:: Excerto do documento

Crónica de Anselmo Borges
no Diário de Notícias
"Nunca trates os seres humanos como coisas, mas sempre como sujeitos e pessoas."
Com as biotecnologias, um dos novos continentes científicos é o cérebro, e a pergunta é se, com os avanços neste domínio, o enigma do ser humano será finalmente superado ou se, pelo contrário, ele permanecerá. Grandes debates se travam entre as neurociências e a filosofia, precisamente por causa de temas candentes e incendiários, como a subjectividade, a autodeterminação, a vontade livre.
Sobre estas questões, o filósofo e professor da Universidade de Tubinga Manfred Frank deu há algum tempo uma longa entrevista ao alemão Die Zeit. O que aí fica reflecte esse debate.
A questão da subjectividade pertence ao núcleo da reflexão humana. Embora algumas correntes filosóficas falem da sua dissolução, penso que o sujeito é ineliminável. Argumento, mostrando que a condição de possibilidade de objectivar -- no caso do Homem, de objectivar-se -- é o sujeito, de tal modo que, por mais que objective de si mesmo, nunca se objectivará completamente, já que continuará a ser o sujeito que (se) objectiva.
M. Frank também afirma que nunca será possível reduzir a consciência e o espírito a processos neuronais, e isso "por razões de princípio". Há uma questão de princípio: como explicam as neurociências a passagem de processos físicos inconscientes a processos mentais conscientes? "Não é possível substituir o saber sobre nós mesmos por um saber objectivo sobre o mundo." A subjectividade não pertence ao mundo dos objectos.
O "eu" do autoconhecimento não é redutível àquilo a que nos referimos com nomes ou caracterizações. "A autoconsciência é um conhecimento único, reflexivo, no qual uma pessoa se refere conscientemente a si mesma, mas a si mesma em posição objectiva. Como poderia ela, porém, captar este eu-objecto como ela mesma enquanto sujeito, se, antes desta apresentação objectiva, não tivesse tido uma consciência inobjectiva de si?" Esta consciência inobjectiva quer dizer vivida, pré-reflexiva.

::::
:: Material extraído

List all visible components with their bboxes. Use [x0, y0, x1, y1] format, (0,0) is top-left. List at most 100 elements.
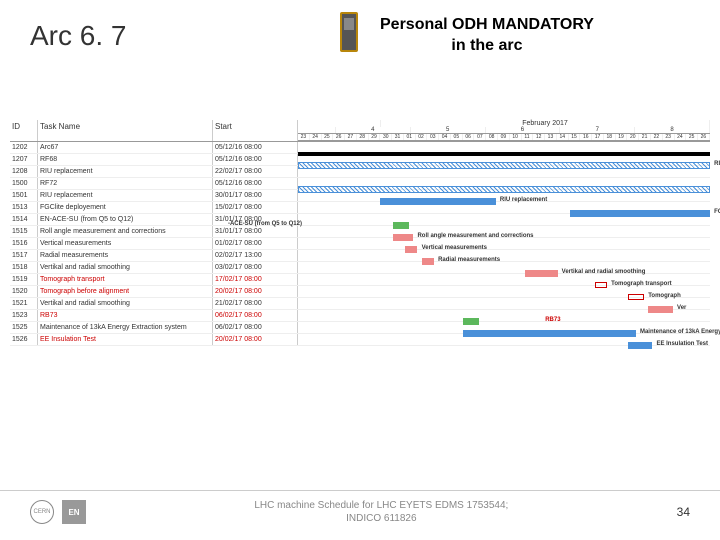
row-start: 03/02/17 08:00 — [213, 262, 298, 273]
row-id: 1526 — [10, 334, 38, 345]
row-id: 1514 — [10, 214, 38, 225]
day-cell: 29 — [369, 134, 381, 140]
day-cell: 21 — [639, 134, 651, 140]
table-row: 1525Maintenance of 13kA Energy Extractio… — [10, 322, 710, 334]
table-row: 1518Vertikal and radial smoothing03/02/1… — [10, 262, 710, 274]
col-task-header: Task Name — [38, 120, 213, 141]
row-start: 06/02/17 08:00 — [213, 322, 298, 333]
day-cell: 08 — [486, 134, 498, 140]
bar-label: FGClite deployement — [714, 209, 720, 215]
week-cell: 6 — [486, 127, 561, 133]
day-cell: 13 — [545, 134, 557, 140]
table-row: 1521Vertikal and radial smoothing21/02/1… — [10, 298, 710, 310]
col-id-header: ID — [10, 120, 38, 141]
row-task: Arc67 — [38, 142, 213, 153]
footer-line1: LHC machine Schedule for LHC EYETS EDMS … — [86, 499, 677, 512]
day-cell: 12 — [533, 134, 545, 140]
mandatory-line2: in the arc — [380, 36, 594, 57]
gantt-bar — [422, 258, 434, 265]
bar-label: RB73 — [545, 317, 560, 323]
gantt-bar — [463, 318, 479, 325]
phone-icon — [340, 12, 358, 52]
row-task: Vertical measurements — [38, 238, 213, 249]
row-start: 21/02/17 08:00 — [213, 298, 298, 309]
bar-label: Radial measurements — [438, 257, 500, 263]
day-cell: 06 — [463, 134, 475, 140]
week-cell: 4 — [336, 127, 411, 133]
day-cell: 16 — [580, 134, 592, 140]
gantt-bar — [628, 294, 644, 300]
row-task: Tomograph before alignment — [38, 286, 213, 297]
day-cell: 09 — [498, 134, 510, 140]
week-cell: 7 — [560, 127, 635, 133]
row-task: RF72 — [38, 178, 213, 189]
gantt-chart: ID Task Name Start February 2017 45678 2… — [10, 120, 710, 346]
row-task: RF68 — [38, 154, 213, 165]
gantt-bar — [570, 210, 710, 217]
table-row: 1517Radial measurements02/02/17 13:00Rad… — [10, 250, 710, 262]
en-logo-icon: EN — [62, 500, 86, 524]
row-task: Roll angle measurement and corrections — [38, 226, 213, 237]
row-id: 1520 — [10, 286, 38, 297]
row-start: 15/02/17 08:00 — [213, 202, 298, 213]
day-cell: 25 — [686, 134, 698, 140]
mandatory-line1: Personal ODH MANDATORY — [380, 15, 594, 36]
bar-label: RIU — [714, 161, 720, 167]
day-cell: 17 — [592, 134, 604, 140]
table-row: 1513FGClite deployement15/02/17 08:00FGC… — [10, 202, 710, 214]
gantt-bar — [393, 234, 414, 241]
row-task: RIU replacement — [38, 190, 213, 201]
bar-label: Roll angle measurement and corrections — [417, 233, 533, 239]
day-cell: 28 — [357, 134, 369, 140]
row-start: 17/02/17 08:00 — [213, 274, 298, 285]
day-cell: 02 — [416, 134, 428, 140]
row-start: 30/01/17 08:00 — [213, 190, 298, 201]
row-start: 05/12/16 08:00 — [213, 142, 298, 153]
week-cell: 8 — [635, 127, 710, 133]
gantt-bar — [298, 162, 710, 169]
footer-text: LHC machine Schedule for LHC EYETS EDMS … — [86, 499, 677, 525]
table-row: 1516Vertical measurements01/02/17 08:00V… — [10, 238, 710, 250]
day-cell: 05 — [451, 134, 463, 140]
table-row: 1515Roll angle measurement and correctio… — [10, 226, 710, 238]
gantt-bar — [380, 198, 495, 205]
gantt-bar — [595, 282, 607, 288]
row-id: 1515 — [10, 226, 38, 237]
table-row: 1207RF6805/12/16 08:00RIU — [10, 154, 710, 166]
gantt-bar — [463, 330, 636, 337]
gantt-bar — [628, 342, 653, 349]
day-cell: 26 — [698, 134, 710, 140]
row-id: 1516 — [10, 238, 38, 249]
day-cell: 03 — [427, 134, 439, 140]
bar-label: EE Insulation Test — [656, 341, 708, 347]
gantt-bar — [298, 152, 710, 156]
day-cell: 23 — [298, 134, 310, 140]
day-cell: 24 — [675, 134, 687, 140]
row-task: Maintenance of 13kA Energy Extraction sy… — [38, 322, 213, 333]
day-cell: 26 — [333, 134, 345, 140]
row-start: 20/02/17 08:00 — [213, 334, 298, 345]
row-task: Vertikal and radial smoothing — [38, 298, 213, 309]
row-id: 1523 — [10, 310, 38, 321]
day-cell: 25 — [322, 134, 334, 140]
bar-label: RIU replacement — [500, 197, 547, 203]
day-cell: 07 — [474, 134, 486, 140]
day-cell: 14 — [557, 134, 569, 140]
row-id: 1513 — [10, 202, 38, 213]
row-task: EE Insulation Test — [38, 334, 213, 345]
day-cell: 18 — [604, 134, 616, 140]
cern-logo-icon: CERN — [30, 500, 54, 524]
col-start-header: Start — [213, 120, 298, 141]
day-cell: 04 — [439, 134, 451, 140]
row-start: 05/12/16 08:00 — [213, 154, 298, 165]
row-id: 1525 — [10, 322, 38, 333]
gantt-header: ID Task Name Start February 2017 45678 2… — [10, 120, 710, 142]
bar-label: Vertical measurements — [422, 245, 487, 251]
table-row: 1519Tomograph transport17/02/17 08:00Tom… — [10, 274, 710, 286]
gantt-bar — [393, 222, 409, 229]
page-title: Arc 6. 7 — [30, 20, 126, 52]
bar-label: -ACE-SU (from Q5 to Q12) — [228, 221, 302, 227]
day-cell: 27 — [345, 134, 357, 140]
row-start: 31/01/17 08:00 — [213, 226, 298, 237]
row-id: 1521 — [10, 298, 38, 309]
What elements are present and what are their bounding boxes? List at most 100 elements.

::::

Transcreva sem alterações o trecho da crónica sobre neurociências e filosofia que vai de "Sobre estas questões, o" até "que (se) objectiva.".

Sobre estas questões, o filósofo e professor da Universidade de Tubinga Manfred Frank deu há algum tempo uma longa entrevista ao alemão Die Zeit. O que aí fica reflecte esse debate.
A questão da subjectividade pertence ao núcleo da reflexão humana. Embora algumas correntes filosóficas falem da sua dissolução, penso que o sujeito é ineliminável. Argumento, mostrando que a condição de possibilidade de objectivar -- no caso do Homem, de objectivar-se -- é o sujeito, de tal modo que, por mais que objective de si mesmo, nunca se objectivará completamente, já que continuará a ser o sujeito que (se) objectiva.